-- START LISTED RECORDS --

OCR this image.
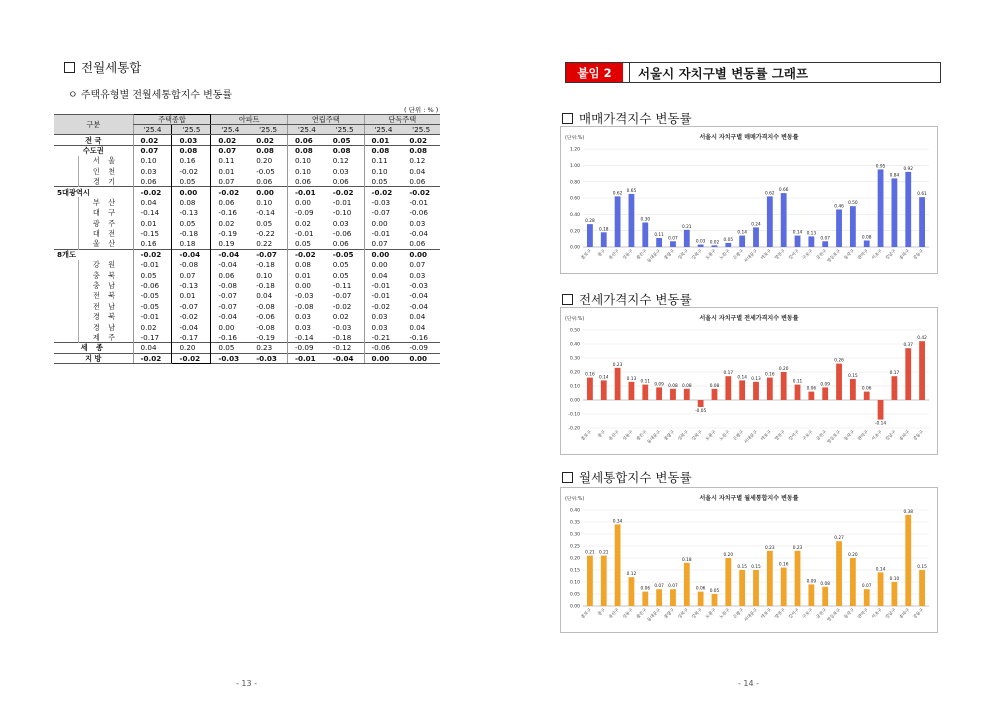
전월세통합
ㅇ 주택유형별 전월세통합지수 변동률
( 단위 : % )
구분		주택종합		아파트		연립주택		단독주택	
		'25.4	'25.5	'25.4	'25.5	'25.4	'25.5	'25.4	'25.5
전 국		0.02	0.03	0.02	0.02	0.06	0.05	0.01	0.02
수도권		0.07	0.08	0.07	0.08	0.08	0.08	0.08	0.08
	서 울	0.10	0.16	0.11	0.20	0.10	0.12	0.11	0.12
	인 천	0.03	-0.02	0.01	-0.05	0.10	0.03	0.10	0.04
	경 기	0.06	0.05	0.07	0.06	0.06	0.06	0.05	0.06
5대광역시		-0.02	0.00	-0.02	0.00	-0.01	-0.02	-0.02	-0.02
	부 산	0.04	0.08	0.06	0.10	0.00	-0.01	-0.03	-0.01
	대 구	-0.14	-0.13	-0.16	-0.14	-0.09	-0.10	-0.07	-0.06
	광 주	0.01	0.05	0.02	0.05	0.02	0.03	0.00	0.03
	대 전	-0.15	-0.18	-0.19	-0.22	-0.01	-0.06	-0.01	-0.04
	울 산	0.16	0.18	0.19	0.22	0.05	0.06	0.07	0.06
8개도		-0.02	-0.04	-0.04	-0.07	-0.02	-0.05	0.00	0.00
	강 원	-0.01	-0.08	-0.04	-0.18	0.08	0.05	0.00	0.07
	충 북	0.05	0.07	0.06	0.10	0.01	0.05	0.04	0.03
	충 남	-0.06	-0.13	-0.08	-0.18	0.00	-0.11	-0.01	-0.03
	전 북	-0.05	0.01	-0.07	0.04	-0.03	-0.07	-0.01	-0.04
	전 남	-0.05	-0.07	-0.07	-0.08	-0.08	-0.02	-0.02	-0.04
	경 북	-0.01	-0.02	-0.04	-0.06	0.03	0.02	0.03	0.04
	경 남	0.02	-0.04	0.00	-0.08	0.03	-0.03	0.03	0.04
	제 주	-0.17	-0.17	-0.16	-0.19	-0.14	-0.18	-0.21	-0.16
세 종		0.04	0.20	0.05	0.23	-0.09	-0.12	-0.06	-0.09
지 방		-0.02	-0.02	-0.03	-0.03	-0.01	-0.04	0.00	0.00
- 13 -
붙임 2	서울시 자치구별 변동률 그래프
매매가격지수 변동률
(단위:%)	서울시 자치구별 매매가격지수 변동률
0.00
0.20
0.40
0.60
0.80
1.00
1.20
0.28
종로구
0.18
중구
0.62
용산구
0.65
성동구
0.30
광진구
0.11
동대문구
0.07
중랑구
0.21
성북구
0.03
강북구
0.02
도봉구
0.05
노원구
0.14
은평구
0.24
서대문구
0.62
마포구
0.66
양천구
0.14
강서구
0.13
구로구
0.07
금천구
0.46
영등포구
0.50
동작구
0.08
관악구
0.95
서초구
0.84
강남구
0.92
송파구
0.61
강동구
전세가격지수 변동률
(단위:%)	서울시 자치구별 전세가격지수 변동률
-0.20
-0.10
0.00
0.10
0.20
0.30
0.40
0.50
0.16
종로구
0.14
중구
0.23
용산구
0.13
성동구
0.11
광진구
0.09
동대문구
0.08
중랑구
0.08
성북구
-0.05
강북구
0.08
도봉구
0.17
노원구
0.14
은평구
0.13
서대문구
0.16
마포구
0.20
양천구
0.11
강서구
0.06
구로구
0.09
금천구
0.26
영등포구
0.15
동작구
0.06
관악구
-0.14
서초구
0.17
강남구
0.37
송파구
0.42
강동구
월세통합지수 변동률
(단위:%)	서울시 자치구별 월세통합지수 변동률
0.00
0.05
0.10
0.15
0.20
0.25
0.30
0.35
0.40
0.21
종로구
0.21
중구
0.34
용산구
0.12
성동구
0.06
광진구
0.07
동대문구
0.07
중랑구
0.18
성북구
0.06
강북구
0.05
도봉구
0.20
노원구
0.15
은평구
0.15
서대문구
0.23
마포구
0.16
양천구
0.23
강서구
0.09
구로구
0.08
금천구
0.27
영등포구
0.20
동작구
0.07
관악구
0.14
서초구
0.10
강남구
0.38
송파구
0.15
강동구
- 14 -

-- END LISTED RECORDS --

Set the pictures aside and transcribe the data above exactly.

RESULT OF THIS EXERCISE →
OCR this image.
전월세통합
ㅇ 주택유형별 전월세통합지수 변동률
( 단위 : % )
구분		주택종합		아파트		연립주택		단독주택	
		'25.4	'25.5	'25.4	'25.5	'25.4	'25.5	'25.4	'25.5
전 국		0.02	0.03	0.02	0.02	0.06	0.05	0.01	0.02
수도권		0.07	0.08	0.07	0.08	0.08	0.08	0.08	0.08
	서 울	0.10	0.16	0.11	0.20	0.10	0.12	0.11	0.12
	인 천	0.03	-0.02	0.01	-0.05	0.10	0.03	0.10	0.04
	경 기	0.06	0.05	0.07	0.06	0.06	0.06	0.05	0.06
5대광역시		-0.02	0.00	-0.02	0.00	-0.01	-0.02	-0.02	-0.02
	부 산	0.04	0.08	0.06	0.10	0.00	-0.01	-0.03	-0.01
	대 구	-0.14	-0.13	-0.16	-0.14	-0.09	-0.10	-0.07	-0.06
	광 주	0.01	0.05	0.02	0.05	0.02	0.03	0.00	0.03
	대 전	-0.15	-0.18	-0.19	-0.22	-0.01	-0.06	-0.01	-0.04
	울 산	0.16	0.18	0.19	0.22	0.05	0.06	0.07	0.06
8개도		-0.02	-0.04	-0.04	-0.07	-0.02	-0.05	0.00	0.00
	강 원	-0.01	-0.08	-0.04	-0.18	0.08	0.05	0.00	0.07
	충 북	0.05	0.07	0.06	0.10	0.01	0.05	0.04	0.03
	충 남	-0.06	-0.13	-0.08	-0.18	0.00	-0.11	-0.01	-0.03
	전 북	-0.05	0.01	-0.07	0.04	-0.03	-0.07	-0.01	-0.04
	전 남	-0.05	-0.07	-0.07	-0.08	-0.08	-0.02	-0.02	-0.04
	경 북	-0.01	-0.02	-0.04	-0.06	0.03	0.02	0.03	0.04
	경 남	0.02	-0.04	0.00	-0.08	0.03	-0.03	0.03	0.04
	제 주	-0.17	-0.17	-0.16	-0.19	-0.14	-0.18	-0.21	-0.16
세 종		0.04	0.20	0.05	0.23	-0.09	-0.12	-0.06	-0.09
지 방		-0.02	-0.02	-0.03	-0.03	-0.01	-0.04	0.00	0.00
- 13 -
붙임 2	서울시 자치구별 변동률 그래프
매매가격지수 변동률
(단위:%)	서울시 자치구별 매매가격지수 변동률
0.00
0.20
0.40
0.60
0.80
1.00
1.20
0.28
종로구
0.18
중구
0.62
용산구
0.65
성동구
0.30
광진구
0.11
동대문구
0.07
중랑구
0.21
성북구
0.03
강북구
0.02
도봉구
0.05
노원구
0.14
은평구
0.24
서대문구
0.62
마포구
0.66
양천구
0.14
강서구
0.13
구로구
0.07
금천구
0.46
영등포구
0.50
동작구
0.08
관악구
0.95
서초구
0.84
강남구
0.92
송파구
0.61
강동구
전세가격지수 변동률
(단위:%)	서울시 자치구별 전세가격지수 변동률
-0.20
-0.10
0.00
0.10
0.20
0.30
0.40
0.50
0.16
종로구
0.14
중구
0.23
용산구
0.13
성동구
0.11
광진구
0.09
동대문구
0.08
중랑구
0.08
성북구
-0.05
강북구
0.08
도봉구
0.17
노원구
0.14
은평구
0.13
서대문구
0.16
마포구
0.20
양천구
0.11
강서구
0.06
구로구
0.09
금천구
0.26
영등포구
0.15
동작구
0.06
관악구
-0.14
서초구
0.17
강남구
0.37
송파구
0.42
강동구
월세통합지수 변동률
(단위:%)	서울시 자치구별 월세통합지수 변동률
0.00
0.05
0.10
0.15
0.20
0.25
0.30
0.35
0.40
0.21
종로구
0.21
중구
0.34
용산구
0.12
성동구
0.06
광진구
0.07
동대문구
0.07
중랑구
0.18
성북구
0.06
강북구
0.05
도봉구
0.20
노원구
0.15
은평구
0.15
서대문구
0.23
마포구
0.16
양천구
0.23
강서구
0.09
구로구
0.08
금천구
0.27
영등포구
0.20
동작구
0.07
관악구
0.14
서초구
0.10
강남구
0.38
송파구
0.15
강동구
- 14 -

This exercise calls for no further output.